• [Task details] Report how many lines hold the word "safety"; give nothing but the number.

Dataset items
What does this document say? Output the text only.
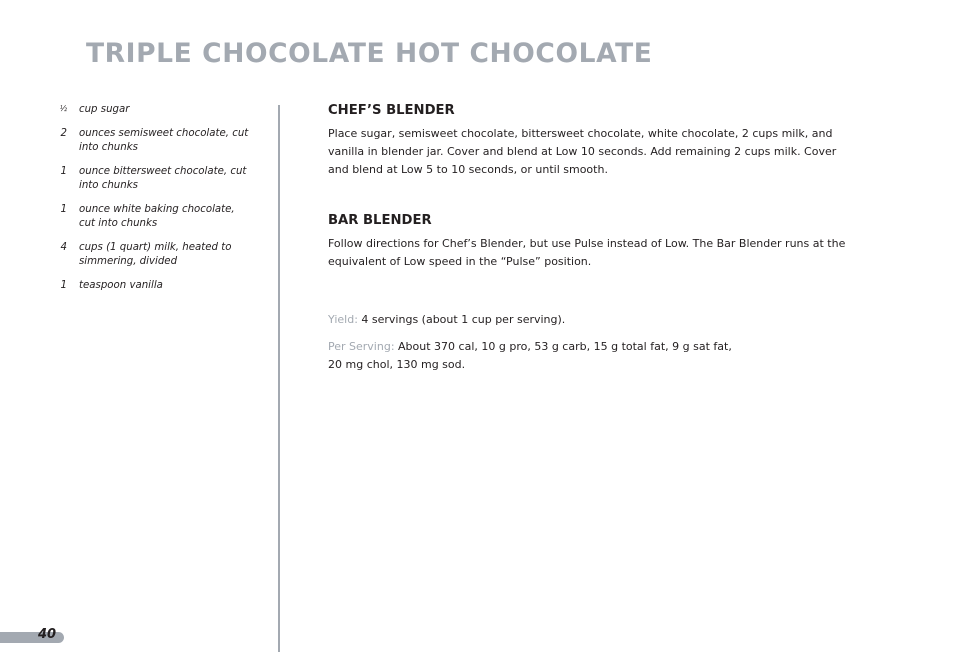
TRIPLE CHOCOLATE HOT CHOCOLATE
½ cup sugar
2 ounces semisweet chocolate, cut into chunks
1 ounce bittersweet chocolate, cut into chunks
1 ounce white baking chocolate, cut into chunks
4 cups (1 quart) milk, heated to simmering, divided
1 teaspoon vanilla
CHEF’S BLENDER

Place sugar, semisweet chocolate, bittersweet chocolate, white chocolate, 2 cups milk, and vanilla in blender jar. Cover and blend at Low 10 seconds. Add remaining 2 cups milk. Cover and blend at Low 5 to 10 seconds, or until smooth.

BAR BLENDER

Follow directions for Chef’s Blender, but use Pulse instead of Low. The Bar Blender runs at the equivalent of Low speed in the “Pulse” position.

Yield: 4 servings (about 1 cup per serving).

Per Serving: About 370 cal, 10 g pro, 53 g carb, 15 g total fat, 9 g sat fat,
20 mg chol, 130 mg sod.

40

...

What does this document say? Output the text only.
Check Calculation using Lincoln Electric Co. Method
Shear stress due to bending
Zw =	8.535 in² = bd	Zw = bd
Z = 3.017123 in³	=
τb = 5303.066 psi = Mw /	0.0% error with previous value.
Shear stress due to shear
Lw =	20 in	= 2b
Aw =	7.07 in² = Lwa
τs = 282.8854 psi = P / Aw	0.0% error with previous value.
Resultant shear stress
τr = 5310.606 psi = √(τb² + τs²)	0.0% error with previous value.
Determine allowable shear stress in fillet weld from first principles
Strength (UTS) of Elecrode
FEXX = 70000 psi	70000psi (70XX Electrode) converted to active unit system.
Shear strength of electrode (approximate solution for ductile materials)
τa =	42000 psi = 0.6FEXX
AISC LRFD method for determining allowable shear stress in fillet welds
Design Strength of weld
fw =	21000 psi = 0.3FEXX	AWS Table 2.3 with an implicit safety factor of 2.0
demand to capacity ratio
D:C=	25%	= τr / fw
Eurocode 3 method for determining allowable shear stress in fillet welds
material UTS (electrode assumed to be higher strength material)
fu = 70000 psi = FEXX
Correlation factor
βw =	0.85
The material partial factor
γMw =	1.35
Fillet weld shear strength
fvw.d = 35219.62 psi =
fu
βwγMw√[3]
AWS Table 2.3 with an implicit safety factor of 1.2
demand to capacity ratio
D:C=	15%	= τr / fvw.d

--

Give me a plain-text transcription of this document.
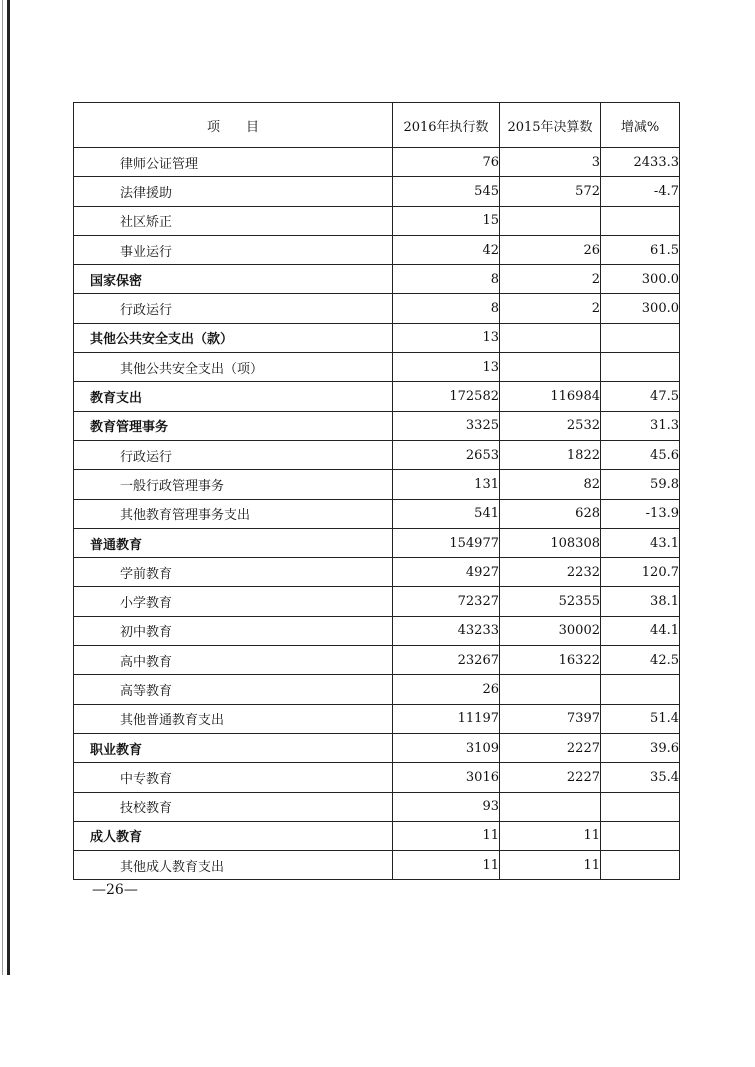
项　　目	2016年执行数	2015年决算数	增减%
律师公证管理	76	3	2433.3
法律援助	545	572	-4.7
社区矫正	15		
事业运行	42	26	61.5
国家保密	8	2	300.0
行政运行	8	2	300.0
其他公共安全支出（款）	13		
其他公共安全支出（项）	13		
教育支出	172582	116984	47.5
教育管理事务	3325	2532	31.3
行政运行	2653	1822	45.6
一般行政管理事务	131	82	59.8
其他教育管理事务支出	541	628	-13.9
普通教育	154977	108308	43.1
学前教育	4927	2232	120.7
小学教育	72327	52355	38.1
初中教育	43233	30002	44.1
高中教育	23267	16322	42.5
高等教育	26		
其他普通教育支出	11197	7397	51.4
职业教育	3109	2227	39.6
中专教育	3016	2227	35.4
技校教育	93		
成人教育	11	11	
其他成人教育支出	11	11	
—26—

• [The answer] 2